■ STATED TASK
Your answer is a single number: how many lines hold the word "ITALY"?

■ TASK MATERIAL
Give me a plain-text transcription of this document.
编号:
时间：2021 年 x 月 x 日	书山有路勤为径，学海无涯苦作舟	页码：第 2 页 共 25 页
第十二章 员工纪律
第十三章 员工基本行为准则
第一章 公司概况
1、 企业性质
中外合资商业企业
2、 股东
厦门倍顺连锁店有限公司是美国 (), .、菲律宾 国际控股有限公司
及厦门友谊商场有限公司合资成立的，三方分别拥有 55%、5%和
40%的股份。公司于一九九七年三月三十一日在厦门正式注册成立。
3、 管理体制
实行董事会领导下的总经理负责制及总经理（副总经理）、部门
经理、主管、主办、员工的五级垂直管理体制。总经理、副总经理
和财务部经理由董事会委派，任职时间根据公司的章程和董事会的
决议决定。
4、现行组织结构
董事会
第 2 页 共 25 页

...

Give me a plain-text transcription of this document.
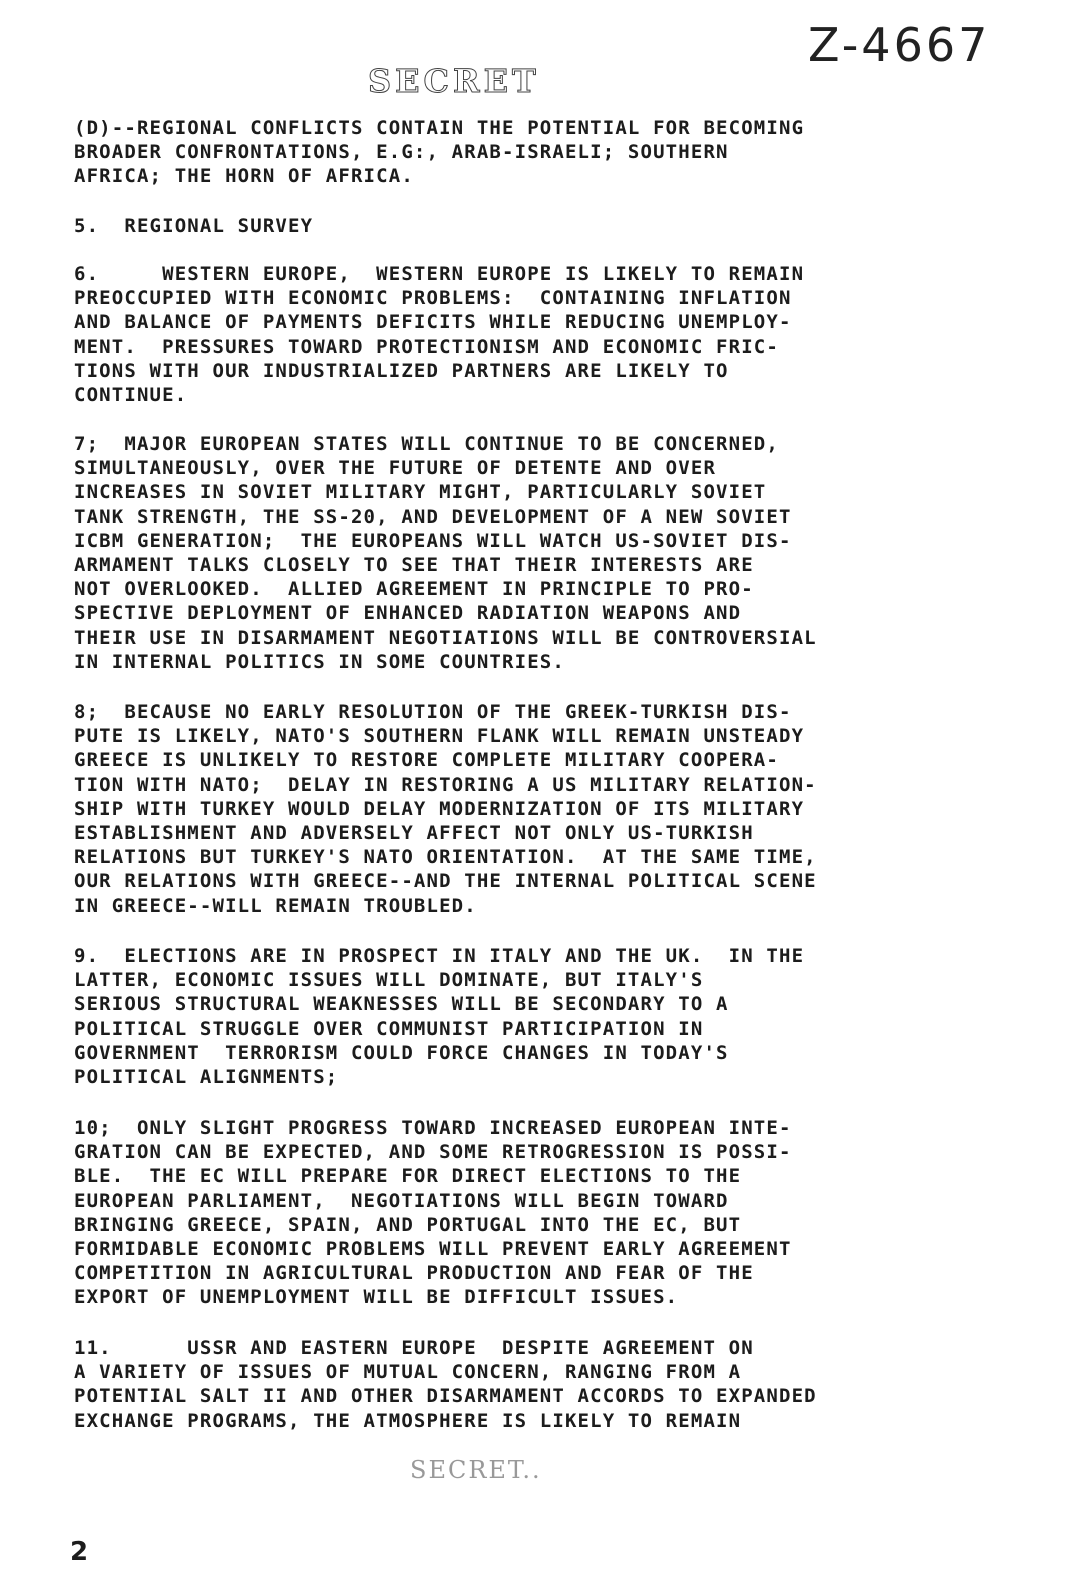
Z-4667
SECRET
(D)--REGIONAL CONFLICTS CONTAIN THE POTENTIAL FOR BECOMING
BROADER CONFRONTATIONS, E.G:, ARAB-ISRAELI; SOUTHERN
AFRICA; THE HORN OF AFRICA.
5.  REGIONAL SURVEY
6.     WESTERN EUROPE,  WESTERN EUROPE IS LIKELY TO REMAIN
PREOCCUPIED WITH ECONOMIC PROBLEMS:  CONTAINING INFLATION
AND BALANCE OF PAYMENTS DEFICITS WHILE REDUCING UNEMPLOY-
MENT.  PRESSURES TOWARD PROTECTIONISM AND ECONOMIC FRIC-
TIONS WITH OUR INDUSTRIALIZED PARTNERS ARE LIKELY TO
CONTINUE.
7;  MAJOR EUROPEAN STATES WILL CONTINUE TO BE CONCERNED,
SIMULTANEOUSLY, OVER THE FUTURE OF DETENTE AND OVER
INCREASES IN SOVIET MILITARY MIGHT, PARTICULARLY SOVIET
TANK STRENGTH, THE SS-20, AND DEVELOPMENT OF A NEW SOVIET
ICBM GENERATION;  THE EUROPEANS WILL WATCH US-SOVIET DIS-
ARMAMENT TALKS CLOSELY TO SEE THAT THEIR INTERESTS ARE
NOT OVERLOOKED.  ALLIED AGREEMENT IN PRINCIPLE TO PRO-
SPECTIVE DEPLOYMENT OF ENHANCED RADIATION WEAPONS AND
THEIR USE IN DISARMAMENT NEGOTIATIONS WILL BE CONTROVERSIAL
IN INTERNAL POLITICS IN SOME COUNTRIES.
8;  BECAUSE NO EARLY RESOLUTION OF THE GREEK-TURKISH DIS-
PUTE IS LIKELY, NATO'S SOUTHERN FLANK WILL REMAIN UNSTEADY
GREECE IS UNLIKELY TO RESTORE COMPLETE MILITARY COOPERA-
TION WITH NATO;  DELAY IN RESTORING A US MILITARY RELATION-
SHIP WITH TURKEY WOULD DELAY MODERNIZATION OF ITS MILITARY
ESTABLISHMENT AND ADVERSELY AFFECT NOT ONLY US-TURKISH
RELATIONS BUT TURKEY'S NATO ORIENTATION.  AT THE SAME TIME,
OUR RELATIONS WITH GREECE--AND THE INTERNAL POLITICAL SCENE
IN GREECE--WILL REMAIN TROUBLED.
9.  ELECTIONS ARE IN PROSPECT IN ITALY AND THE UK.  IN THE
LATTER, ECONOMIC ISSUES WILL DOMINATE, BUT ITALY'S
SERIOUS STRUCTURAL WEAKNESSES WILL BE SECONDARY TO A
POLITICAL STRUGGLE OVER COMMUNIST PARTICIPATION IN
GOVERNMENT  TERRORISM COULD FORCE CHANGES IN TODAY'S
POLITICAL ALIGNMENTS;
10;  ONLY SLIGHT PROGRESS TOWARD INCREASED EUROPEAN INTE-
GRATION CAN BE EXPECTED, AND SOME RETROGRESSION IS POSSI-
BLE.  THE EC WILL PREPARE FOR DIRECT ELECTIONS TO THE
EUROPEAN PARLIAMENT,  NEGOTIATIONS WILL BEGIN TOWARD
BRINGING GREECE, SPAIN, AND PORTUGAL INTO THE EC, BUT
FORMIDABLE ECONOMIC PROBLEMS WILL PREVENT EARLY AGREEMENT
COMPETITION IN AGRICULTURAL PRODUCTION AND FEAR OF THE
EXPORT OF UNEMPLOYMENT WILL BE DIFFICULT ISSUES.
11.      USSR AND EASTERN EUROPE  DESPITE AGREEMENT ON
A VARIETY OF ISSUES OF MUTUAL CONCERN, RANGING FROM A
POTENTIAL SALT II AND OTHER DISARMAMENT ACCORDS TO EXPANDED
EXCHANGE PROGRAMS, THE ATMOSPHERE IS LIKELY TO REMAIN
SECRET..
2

■ EXERCISE ANSWER
2